* SHORT EXERCISE: Reproduce each of the following lines verbatim, keeping every character, space and number unchanged.

** Begin EXERCISE INPUTS **

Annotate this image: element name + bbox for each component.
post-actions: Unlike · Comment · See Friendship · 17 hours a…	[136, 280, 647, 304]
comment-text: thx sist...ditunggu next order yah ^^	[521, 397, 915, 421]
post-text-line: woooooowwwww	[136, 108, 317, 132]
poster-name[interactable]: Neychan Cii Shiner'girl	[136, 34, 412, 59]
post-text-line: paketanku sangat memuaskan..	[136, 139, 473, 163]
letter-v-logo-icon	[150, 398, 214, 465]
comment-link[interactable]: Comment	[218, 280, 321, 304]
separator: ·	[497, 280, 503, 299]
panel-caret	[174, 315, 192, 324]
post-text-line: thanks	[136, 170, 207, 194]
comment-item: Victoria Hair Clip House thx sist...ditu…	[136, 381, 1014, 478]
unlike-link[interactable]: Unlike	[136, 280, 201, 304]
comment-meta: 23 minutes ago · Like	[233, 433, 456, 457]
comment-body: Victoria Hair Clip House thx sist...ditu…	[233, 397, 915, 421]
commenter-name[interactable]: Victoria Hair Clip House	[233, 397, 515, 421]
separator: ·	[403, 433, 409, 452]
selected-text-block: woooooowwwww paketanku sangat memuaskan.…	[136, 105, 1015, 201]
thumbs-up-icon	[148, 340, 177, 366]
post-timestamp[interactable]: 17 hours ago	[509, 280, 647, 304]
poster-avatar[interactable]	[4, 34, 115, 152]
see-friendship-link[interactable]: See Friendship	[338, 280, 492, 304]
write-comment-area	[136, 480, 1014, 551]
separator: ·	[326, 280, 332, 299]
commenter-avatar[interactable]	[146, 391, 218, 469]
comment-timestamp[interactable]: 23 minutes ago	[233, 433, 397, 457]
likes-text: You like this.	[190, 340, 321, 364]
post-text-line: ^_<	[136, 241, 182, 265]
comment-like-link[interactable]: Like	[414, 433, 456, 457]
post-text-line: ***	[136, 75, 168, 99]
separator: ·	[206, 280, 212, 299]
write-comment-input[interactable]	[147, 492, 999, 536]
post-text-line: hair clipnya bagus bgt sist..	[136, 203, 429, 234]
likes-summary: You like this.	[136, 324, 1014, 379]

** End EXERCISE INPUTS **

* OUTPUT:
Annotate this image: element name + bbox for each component.
post-actions: Unlike · Comment · See Friendship · 17 hours a…	[136, 280, 647, 304]
comment-text: thx sist...ditunggu next order yah ^^	[521, 397, 915, 421]
post-text-line: woooooowwwww	[136, 108, 317, 132]
poster-name[interactable]: Neychan Cii Shiner'girl	[136, 34, 412, 59]
post-text-line: paketanku sangat memuaskan..	[136, 139, 473, 163]
letter-v-logo-icon	[150, 398, 214, 465]
comment-link[interactable]: Comment	[218, 280, 321, 304]
separator: ·	[497, 280, 503, 299]
panel-caret	[174, 315, 192, 324]
post-text-line: thanks	[136, 170, 207, 194]
comment-item: Victoria Hair Clip House thx sist...ditu…	[136, 381, 1014, 478]
unlike-link[interactable]: Unlike	[136, 280, 201, 304]
comment-meta: 23 minutes ago · Like	[233, 433, 456, 457]
comment-body: Victoria Hair Clip House thx sist...ditu…	[233, 397, 915, 421]
commenter-name[interactable]: Victoria Hair Clip House	[233, 397, 515, 421]
separator: ·	[403, 433, 409, 452]
selected-text-block: woooooowwwww paketanku sangat memuaskan.…	[136, 105, 1015, 201]
thumbs-up-icon	[148, 340, 177, 366]
post-timestamp[interactable]: 17 hours ago	[509, 280, 647, 304]
poster-avatar[interactable]	[4, 34, 115, 152]
see-friendship-link[interactable]: See Friendship	[338, 280, 492, 304]
write-comment-area	[136, 480, 1014, 551]
separator: ·	[326, 280, 332, 299]
commenter-avatar[interactable]	[146, 391, 218, 469]
comment-timestamp[interactable]: 23 minutes ago	[233, 433, 397, 457]
likes-text: You like this.	[190, 340, 321, 364]
post-text-line: ^_<	[136, 241, 182, 265]
comment-like-link[interactable]: Like	[414, 433, 456, 457]
post-text-line: ***	[136, 75, 168, 99]
separator: ·	[206, 280, 212, 299]
write-comment-input[interactable]	[147, 492, 999, 536]
post-text-line: hair clipnya bagus bgt sist..	[136, 203, 429, 234]
likes-summary: You like this.	[136, 324, 1014, 379]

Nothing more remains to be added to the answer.